## [THE TASK]
Go through the entries below and collect each line with the string "orqali" in it.

## begin EXERCISE MATERIALS

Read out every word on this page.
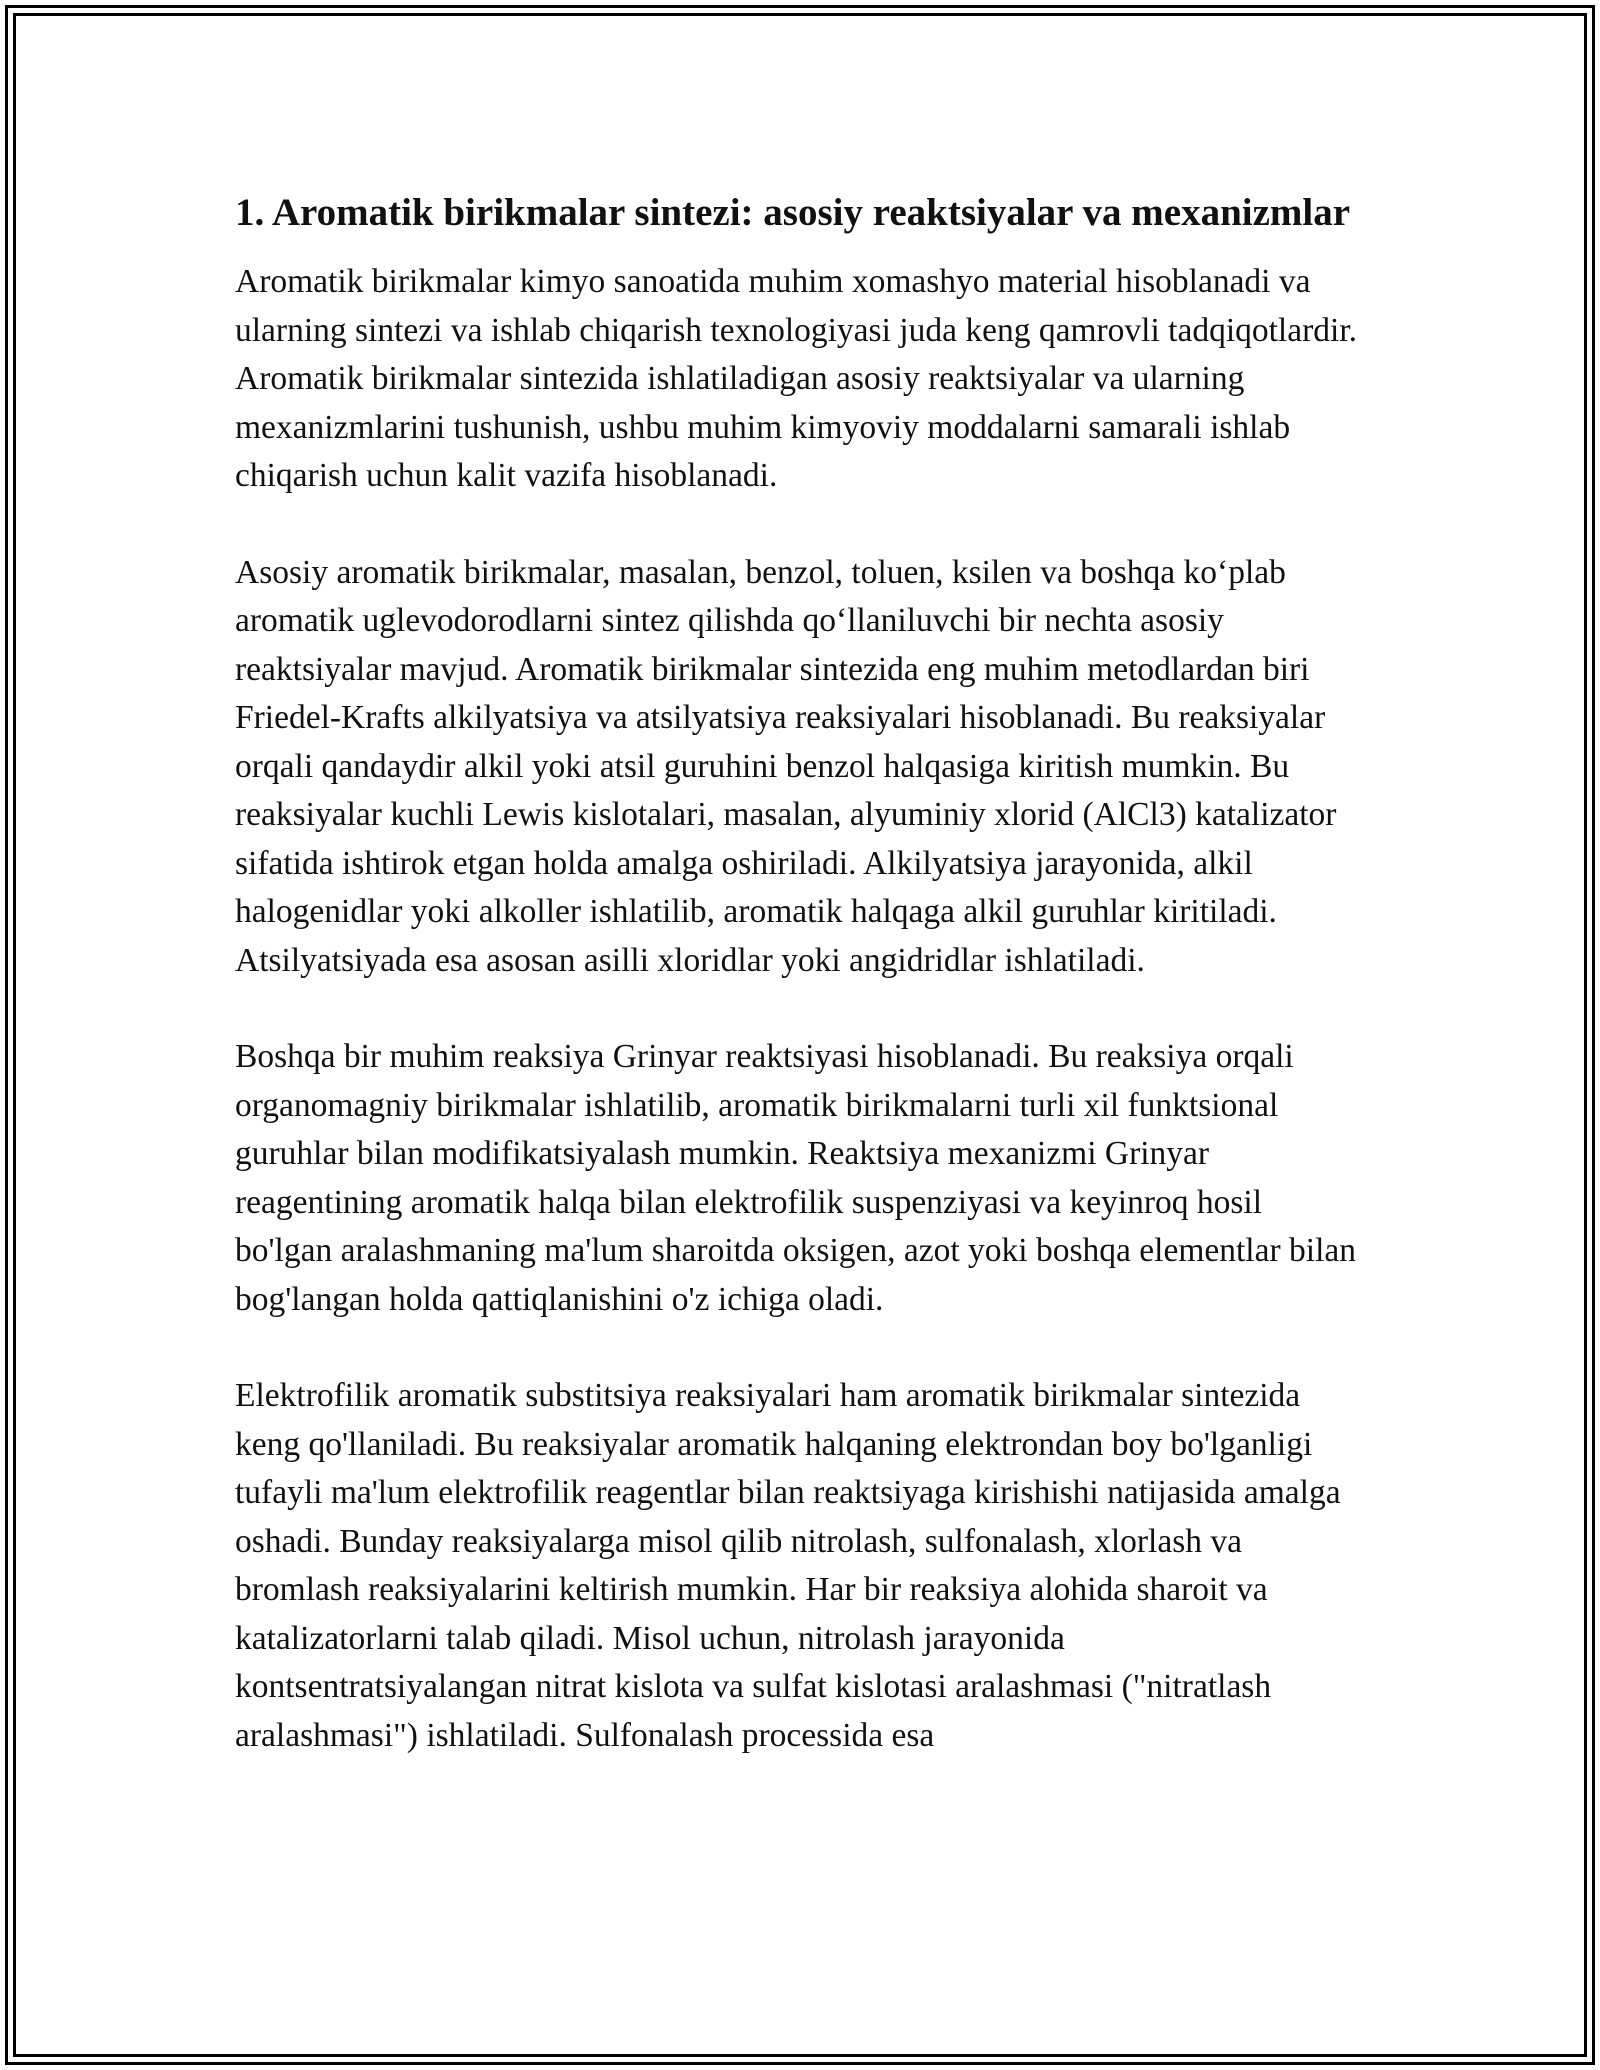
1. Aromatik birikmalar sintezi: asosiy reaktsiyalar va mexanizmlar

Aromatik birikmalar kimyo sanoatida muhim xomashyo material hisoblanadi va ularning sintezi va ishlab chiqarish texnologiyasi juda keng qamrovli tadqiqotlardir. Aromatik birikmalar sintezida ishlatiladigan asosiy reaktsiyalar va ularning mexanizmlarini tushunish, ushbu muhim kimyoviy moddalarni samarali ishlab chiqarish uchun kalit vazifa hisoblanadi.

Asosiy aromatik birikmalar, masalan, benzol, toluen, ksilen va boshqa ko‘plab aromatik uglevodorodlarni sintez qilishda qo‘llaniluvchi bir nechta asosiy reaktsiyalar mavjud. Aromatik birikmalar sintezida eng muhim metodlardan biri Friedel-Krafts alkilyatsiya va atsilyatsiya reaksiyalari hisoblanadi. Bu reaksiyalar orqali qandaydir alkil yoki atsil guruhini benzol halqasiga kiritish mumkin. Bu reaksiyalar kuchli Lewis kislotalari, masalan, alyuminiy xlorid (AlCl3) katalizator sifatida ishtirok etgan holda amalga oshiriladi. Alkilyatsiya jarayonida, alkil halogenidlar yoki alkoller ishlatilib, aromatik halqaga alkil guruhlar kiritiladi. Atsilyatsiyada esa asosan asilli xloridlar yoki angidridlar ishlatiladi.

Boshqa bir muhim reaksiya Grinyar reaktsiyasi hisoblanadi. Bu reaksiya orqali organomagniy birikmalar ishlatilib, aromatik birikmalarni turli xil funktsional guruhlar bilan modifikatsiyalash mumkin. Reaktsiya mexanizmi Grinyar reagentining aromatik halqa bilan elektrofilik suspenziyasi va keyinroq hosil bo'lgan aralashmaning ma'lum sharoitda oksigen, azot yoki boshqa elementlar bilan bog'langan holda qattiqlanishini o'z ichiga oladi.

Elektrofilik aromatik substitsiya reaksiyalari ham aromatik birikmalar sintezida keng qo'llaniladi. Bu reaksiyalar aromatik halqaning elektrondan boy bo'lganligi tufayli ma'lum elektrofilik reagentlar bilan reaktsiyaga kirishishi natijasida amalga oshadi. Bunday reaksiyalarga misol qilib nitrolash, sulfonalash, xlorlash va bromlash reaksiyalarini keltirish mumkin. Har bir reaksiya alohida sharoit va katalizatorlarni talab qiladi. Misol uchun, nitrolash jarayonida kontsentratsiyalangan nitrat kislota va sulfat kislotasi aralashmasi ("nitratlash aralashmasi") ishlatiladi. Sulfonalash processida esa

## end EXERCISE MATERIALS

## [RESULT OF THIS TASK]
Asosiy aromatik birikmalar, masalan, benzol, toluen, ksilen va boshqa ko‘plab aromatik uglevodorodlarni sintez qilishda qo‘llaniluvchi bir nechta asosiy reaktsiyalar mavjud. Aromatik birikmalar sintezida eng muhim metodlardan biri Friedel-Krafts alkilyatsiya va atsilyatsiya reaksiyalari hisoblanadi. Bu reaksiyalar orqali qandaydir alkil yoki atsil guruhini benzol halqasiga kiritish mumkin. Bu reaksiyalar kuchli Lewis kislotalari, masalan, alyuminiy xlorid (AlCl3) katalizator sifatida ishtirok etgan holda amalga oshiriladi. Alkilyatsiya jarayonida, alkil halogenidlar yoki alkoller ishlatilib, aromatik halqaga alkil guruhlar kiritiladi. Atsilyatsiyada esa asosan asilli xloridlar yoki angidridlar ishlatiladi.
Boshqa bir muhim reaksiya Grinyar reaktsiyasi hisoblanadi. Bu reaksiya orqali organomagniy birikmalar ishlatilib, aromatik birikmalarni turli xil funktsional guruhlar bilan modifikatsiyalash mumkin. Reaktsiya mexanizmi Grinyar reagentining aromatik halqa bilan elektrofilik suspenziyasi va keyinroq hosil bo'lgan aralashmaning ma'lum sharoitda oksigen, azot yoki boshqa elementlar bilan bog'langan holda qattiqlanishini o'z ichiga oladi.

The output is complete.